● **The exercise**
Copy every line of the records below that holds the word "router".
* Start Dataset *
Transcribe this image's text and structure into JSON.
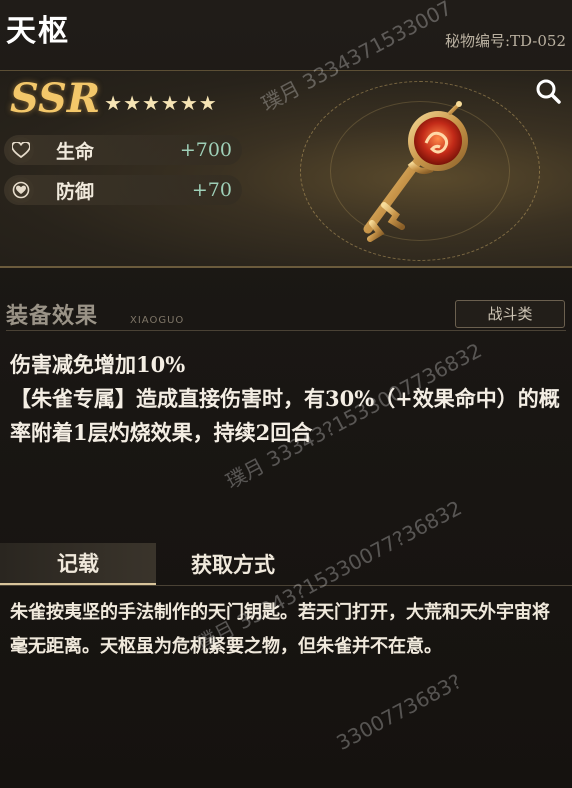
{
  "header": {
    "title": "天枢",
    "serial": "秘物编号:TD-052"
  },
  "hero": {
    "rarity": "SSR",
    "stars": "★★★★★★",
    "star_count": 6,
    "stats": [
      {
        "icon": "heart-icon",
        "label": "生命",
        "value": "+700"
      },
      {
        "icon": "shield-heart-icon",
        "label": "防御",
        "value": "+70"
      }
    ],
    "zoom_icon": "magnifier-icon"
  },
  "equipment": {
    "title": "装备效果",
    "subtitle": "XIAOGUO",
    "category": "战斗类",
    "effect_lines": [
      "伤害减免增加10%",
      "【朱雀专属】造成直接伤害时，有30%（+效果命中）的概率附着1层灼烧效果，持续2回合"
    ]
  },
  "tabs": [
    {
      "label": "记载",
      "active": true
    },
    {
      "label": "获取方式",
      "active": false
    }
  ],
  "lore": "朱雀按夷坚的手法制作的天门钥匙。若天门打开，大荒和天外宇宙将毫无距离。天枢虽为危机紧要之物，但朱雀并不在意。",
  "watermarks": [
    "璞月 3334371533007",
    "璞月 33343?1533007736832",
    "璞月 33343?15330077?36832",
    "3300773683?"
  ],
  "colors": {
    "rarity": "#f3c76a",
    "stat_value": "#9fd0b8",
    "accent_gold": "#d8c49b"
  }
}
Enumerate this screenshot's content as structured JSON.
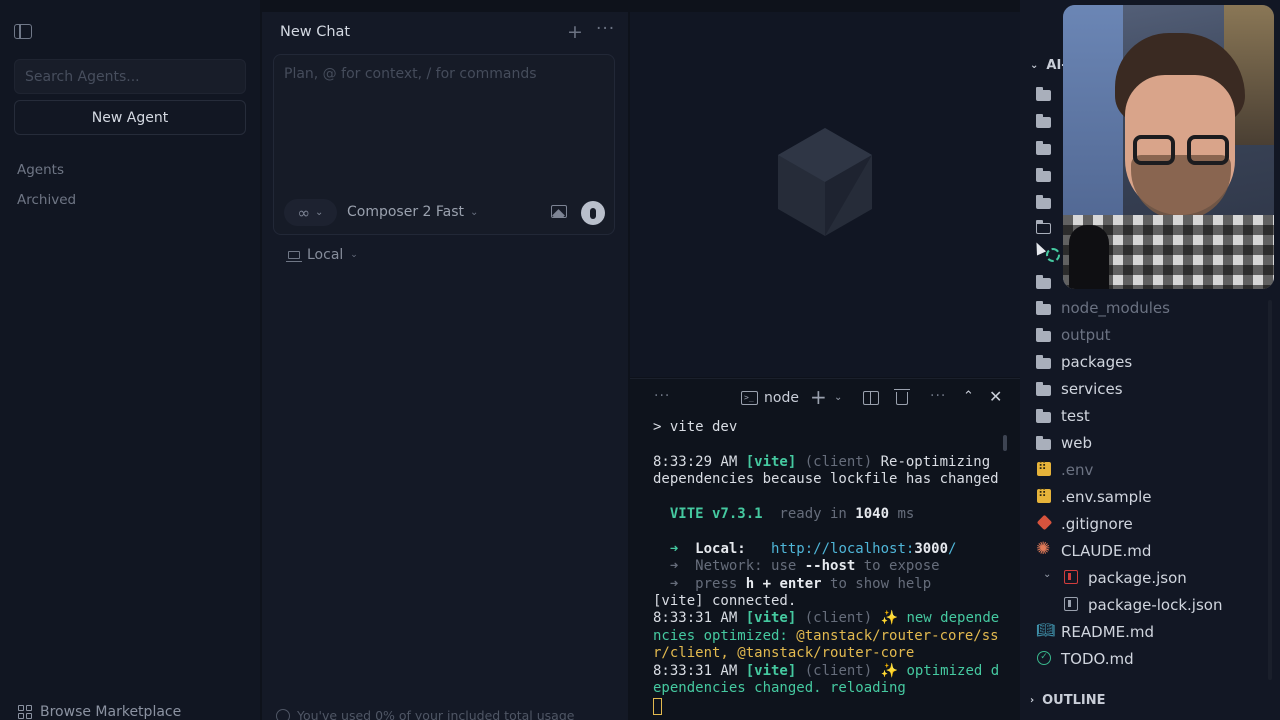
{
  "sidebar": {
    "search_placeholder": "Search Agents...",
    "new_agent_label": "New Agent",
    "agents_label": "Agents",
    "archived_label": "Archived",
    "browse_label": "Browse Marketplace"
  },
  "chat": {
    "title": "New Chat",
    "plus": "+",
    "more": "···",
    "composer_placeholder": "Plan, @ for context, / for commands",
    "mode_icon": "∞",
    "model_label": "Composer 2 Fast",
    "environment_label": "Local",
    "usage_text": "You've used 0% of your included total usage"
  },
  "terminal": {
    "toolbar": {
      "dots": "···",
      "shell_label": "node",
      "plus": "+",
      "more": "···",
      "collapse": "⌃",
      "close": "✕"
    },
    "lines": {
      "l1": "> vite dev",
      "l2_time": "8:33:29 AM ",
      "l2_tag": "[vite]",
      "l2_client": " (client) ",
      "l2_msg": "Re-optimizing",
      "l3": "dependencies because lockfile has changed",
      "l4_vite": "  VITE v7.3.1",
      "l4_ready": "  ready in ",
      "l4_ms": "1040",
      "l4_unit": " ms",
      "l5_arrow": "  ➜  ",
      "l5_label": "Local:",
      "l5_url_a": "   http://localhost:",
      "l5_port": "3000",
      "l5_url_b": "/",
      "l6_label": "Network:",
      "l6_use": " use ",
      "l6_host": "--host",
      "l6_rest": " to expose",
      "l7_press": "press ",
      "l7_key": "h + enter",
      "l7_rest": " to show help",
      "l8": "[vite] connected.",
      "l9_time": "8:33:31 AM ",
      "l9_tag": "[vite]",
      "l9_client": " (client) ",
      "l9_msg": "✨ new depende",
      "l10_a": "ncies optimized: ",
      "l10_b": "@tanstack/router-core/ss",
      "l11": "r/client, @tanstack/router-core",
      "l12_time": "8:33:31 AM ",
      "l12_tag": "[vite]",
      "l12_client": " (client) ",
      "l12_msg": "✨ optimized d",
      "l13": "ependencies changed. reloading"
    }
  },
  "explorer": {
    "root_label": "AI-",
    "items": [
      {
        "label": "node_modules"
      },
      {
        "label": "output"
      },
      {
        "label": "packages"
      },
      {
        "label": "services"
      },
      {
        "label": "test"
      },
      {
        "label": "web"
      },
      {
        "label": ".env"
      },
      {
        "label": ".env.sample"
      },
      {
        "label": ".gitignore"
      },
      {
        "label": "CLAUDE.md"
      },
      {
        "label": "package.json"
      },
      {
        "label": "package-lock.json"
      },
      {
        "label": "README.md"
      },
      {
        "label": "TODO.md"
      }
    ],
    "outline_label": "OUTLINE"
  },
  "colors": {
    "background": "#0e121b",
    "accent_green": "#45c9a0",
    "accent_yellow": "#e2b94f"
  },
  "icons": [
    "sidebar-toggle-icon",
    "grid-icon",
    "infinity-icon",
    "image-icon",
    "mic-icon",
    "laptop-icon",
    "terminal-icon",
    "split-icon",
    "trash-icon",
    "folder-icon",
    "spinner-icon"
  ]
}
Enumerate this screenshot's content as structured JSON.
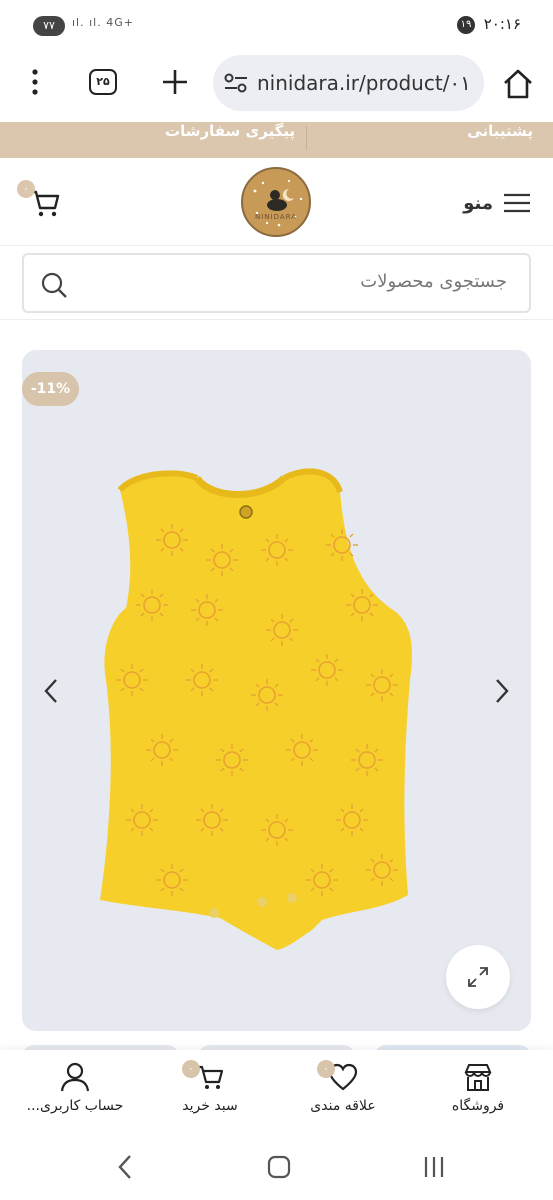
{
  "status_bar": {
    "time": "۲۰:۱۶",
    "notification_count": "۱۹",
    "battery": "۷۷",
    "network": "4G+"
  },
  "browser": {
    "url": "ninidara.ir/product/۰۱",
    "tab_count": "۲۵"
  },
  "top_strip": {
    "support": "پشتیبانی",
    "order_tracking": "پیگیری سفارشات"
  },
  "header": {
    "menu_label": "منو",
    "cart_count": "۰",
    "logo_text": "NINIDARA"
  },
  "search": {
    "placeholder": "جستجوی محصولات"
  },
  "product": {
    "discount": "-11%"
  },
  "bottom_nav": {
    "shop": "فروشگاه",
    "wishlist": "علاقه مندی",
    "wishlist_count": "۰",
    "cart": "سبد خرید",
    "cart_count": "۰",
    "account": "حساب کاربری..."
  },
  "colors": {
    "accent": "#dbc6ae",
    "product_bg": "#e6e9f0",
    "garment": "#f6cf2b"
  }
}
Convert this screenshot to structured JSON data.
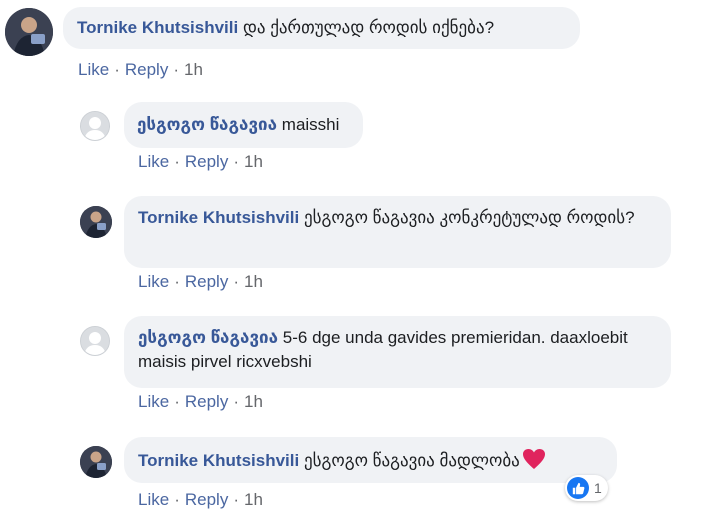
{
  "actions": {
    "like": "Like",
    "reply": "Reply",
    "dot": "·"
  },
  "comments": [
    {
      "author": "Tornike Khutsishvili",
      "text": "და ქართულად როდის იქნება?",
      "time": "1h",
      "avatar": "photo"
    },
    {
      "author": "ესგოგო წაგავია",
      "text": "maisshi",
      "time": "1h",
      "avatar": "default-user-icon"
    },
    {
      "author": "Tornike Khutsishvili",
      "text": "ესგოგო წაგავია კონკრეტულად როდის?",
      "time": "1h",
      "avatar": "photo"
    },
    {
      "author": "ესგოგო წაგავია",
      "text": "5-6 dge unda gavides premieridan. daaxloebit maisis pirvel ricxvebshi",
      "time": "1h",
      "avatar": "default-user-icon"
    },
    {
      "author": "Tornike Khutsishvili",
      "text": "ესგოგო წაგავია მადლობა",
      "time": "1h",
      "avatar": "photo",
      "emoji": "red-heart-icon",
      "reactions": {
        "type": "like-icon",
        "count": "1"
      }
    }
  ],
  "colors": {
    "bubble": "#f0f2f5",
    "author": "#385898",
    "meta": "#65676b",
    "like_blue": "#1877f2",
    "heart": "#e0245e"
  }
}
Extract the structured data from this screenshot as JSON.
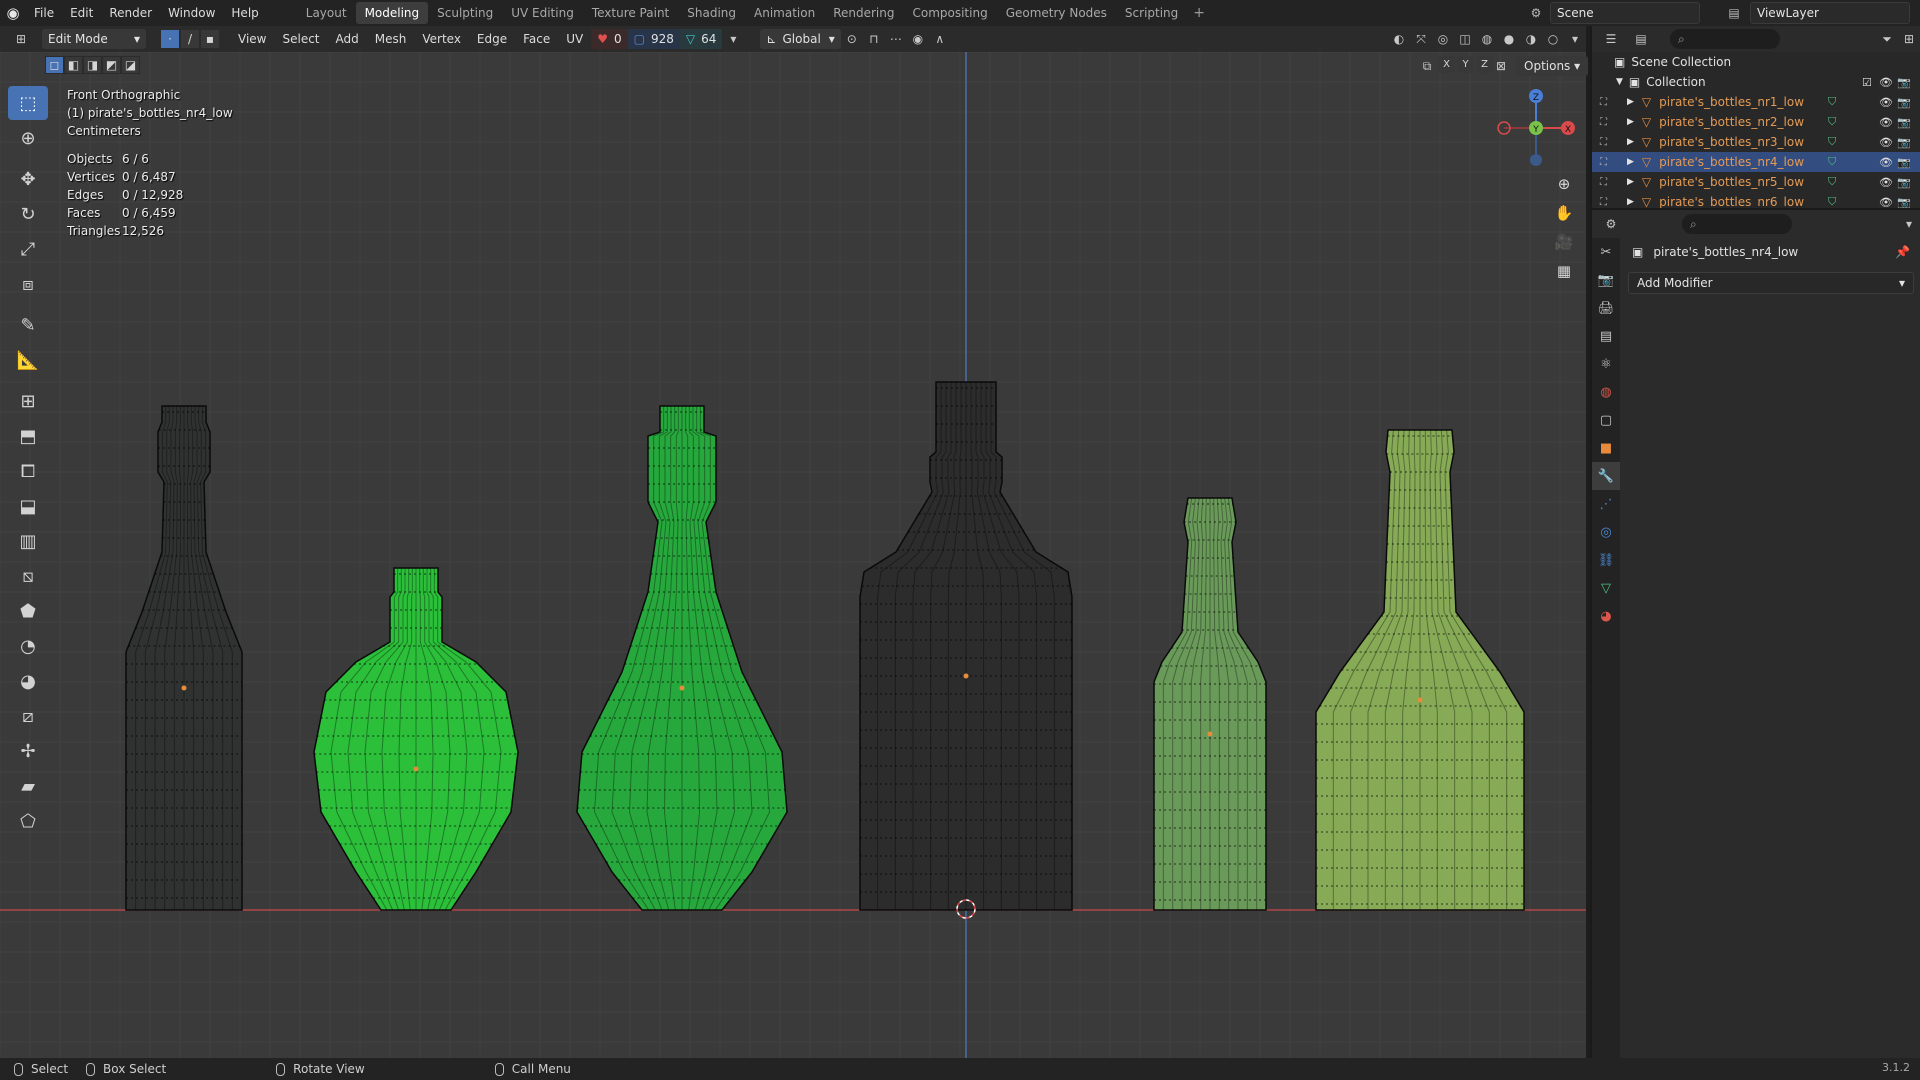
{
  "topbar": {
    "menus": [
      "File",
      "Edit",
      "Render",
      "Window",
      "Help"
    ],
    "workspaces": [
      "Layout",
      "Modeling",
      "Sculpting",
      "UV Editing",
      "Texture Paint",
      "Shading",
      "Animation",
      "Rendering",
      "Compositing",
      "Geometry Nodes",
      "Scripting"
    ],
    "active_workspace": "Modeling",
    "scene": "Scene",
    "view_layer": "ViewLayer"
  },
  "viewport_header": {
    "mode": "Edit Mode",
    "menus": [
      "View",
      "Select",
      "Add",
      "Mesh",
      "Vertex",
      "Edge",
      "Face",
      "UV"
    ],
    "verts_selected": "0",
    "edges_count": "928",
    "faces_count": "64",
    "orientation": "Global",
    "options_label": "Options",
    "axes": [
      "X",
      "Y",
      "Z"
    ]
  },
  "overlay": {
    "view_name": "Front Orthographic",
    "active_object": "(1) pirate's_bottles_nr4_low",
    "units": "Centimeters",
    "stats": [
      {
        "label": "Objects",
        "value": "6 / 6"
      },
      {
        "label": "Vertices",
        "value": "0 / 6,487"
      },
      {
        "label": "Edges",
        "value": "0 / 12,928"
      },
      {
        "label": "Faces",
        "value": "0 / 6,459"
      },
      {
        "label": "Triangles",
        "value": "12,526"
      }
    ]
  },
  "outliner": {
    "scene_collection": "Scene Collection",
    "collection": "Collection",
    "objects": [
      "pirate's_bottles_nr1_low",
      "pirate's_bottles_nr2_low",
      "pirate's_bottles_nr3_low",
      "pirate's_bottles_nr4_low",
      "pirate's_bottles_nr5_low",
      "pirate's_bottles_nr6_low"
    ],
    "selected_index": 3
  },
  "properties": {
    "object_name": "pirate's_bottles_nr4_low",
    "add_modifier": "Add Modifier"
  },
  "statusbar": {
    "select": "Select",
    "box_select": "Box Select",
    "rotate_view": "Rotate View",
    "call_menu": "Call Menu",
    "version": "3.1.2"
  },
  "colors": {
    "accent": "#4772b3",
    "viewport_bg": "#3a3a3a",
    "object_name": "#e49a54",
    "selected_row": "#334d80"
  }
}
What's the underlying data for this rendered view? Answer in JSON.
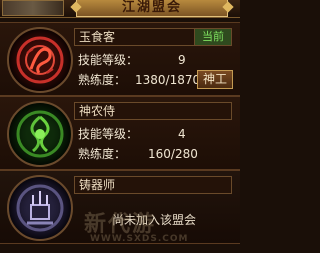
{
  "header": {
    "title": "江湖盟会"
  },
  "labels": {
    "skill_level": "技能等级：",
    "proficiency": "熟练度："
  },
  "cards": [
    {
      "name": "玉食客",
      "badge": "当前",
      "skill_level": "9",
      "proficiency": "1380/1870",
      "button": "神工",
      "emblem_color": "#c8302a"
    },
    {
      "name": "神农侍",
      "skill_level": "4",
      "proficiency": "160/280",
      "emblem_color": "#5ec23a"
    },
    {
      "name": "铸器师",
      "status": "尚未加入该盟会",
      "emblem_color": "#8a84b8"
    }
  ],
  "watermark": {
    "text": "新代游",
    "url": "WWW.SXDS.COM"
  }
}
* End Dataset *
● **Output below**
      "l10_b": "@tanstack/router-core/ss",
      "l11": "r/client, @tanstack/router-core",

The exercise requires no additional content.